Task directions: Produce a verbatim copy of the entries listed below.

-- Begin Material supplied --

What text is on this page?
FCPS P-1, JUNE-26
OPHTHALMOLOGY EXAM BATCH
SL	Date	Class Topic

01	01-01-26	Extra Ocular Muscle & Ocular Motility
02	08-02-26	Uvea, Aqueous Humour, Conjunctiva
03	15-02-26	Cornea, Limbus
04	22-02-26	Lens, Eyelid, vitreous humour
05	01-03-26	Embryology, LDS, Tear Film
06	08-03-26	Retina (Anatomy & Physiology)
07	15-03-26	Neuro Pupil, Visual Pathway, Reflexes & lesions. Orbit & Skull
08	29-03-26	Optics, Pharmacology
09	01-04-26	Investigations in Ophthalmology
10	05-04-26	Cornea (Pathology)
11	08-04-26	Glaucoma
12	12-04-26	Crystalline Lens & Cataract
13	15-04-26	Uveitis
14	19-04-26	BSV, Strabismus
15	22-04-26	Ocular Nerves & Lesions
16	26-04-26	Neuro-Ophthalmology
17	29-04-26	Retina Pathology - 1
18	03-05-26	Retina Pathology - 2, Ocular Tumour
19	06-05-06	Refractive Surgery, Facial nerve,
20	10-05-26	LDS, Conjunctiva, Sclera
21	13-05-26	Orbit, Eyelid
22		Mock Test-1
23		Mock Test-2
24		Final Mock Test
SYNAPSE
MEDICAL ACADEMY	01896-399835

-- End Material supplied --

Solution for this exercise:
What text is on this page?
FCPS P-1, JUNE-26
OPHTHALMOLOGY EXAM BATCH
SL	Date	Class Topic

01	01-01-26	Extra Ocular Muscle & Ocular Motility
02	08-02-26	Uvea, Aqueous Humour, Conjunctiva
03	15-02-26	Cornea, Limbus
04	22-02-26	Lens, Eyelid, vitreous humour
05	01-03-26	Embryology, LDS, Tear Film
06	08-03-26	Retina (Anatomy & Physiology)
07	15-03-26	Neuro Pupil, Visual Pathway, Reflexes & lesions. Orbit & Skull
08	29-03-26	Optics, Pharmacology
09	01-04-26	Investigations in Ophthalmology
10	05-04-26	Cornea (Pathology)
11	08-04-26	Glaucoma
12	12-04-26	Crystalline Lens & Cataract
13	15-04-26	Uveitis
14	19-04-26	BSV, Strabismus
15	22-04-26	Ocular Nerves & Lesions
16	26-04-26	Neuro-Ophthalmology
17	29-04-26	Retina Pathology - 1
18	03-05-26	Retina Pathology - 2, Ocular Tumour
19	06-05-06	Refractive Surgery, Facial nerve,
20	10-05-26	LDS, Conjunctiva, Sclera
21	13-05-26	Orbit, Eyelid
22		Mock Test-1
23		Mock Test-2
24		Final Mock Test
SYNAPSE
MEDICAL ACADEMY	01896-399835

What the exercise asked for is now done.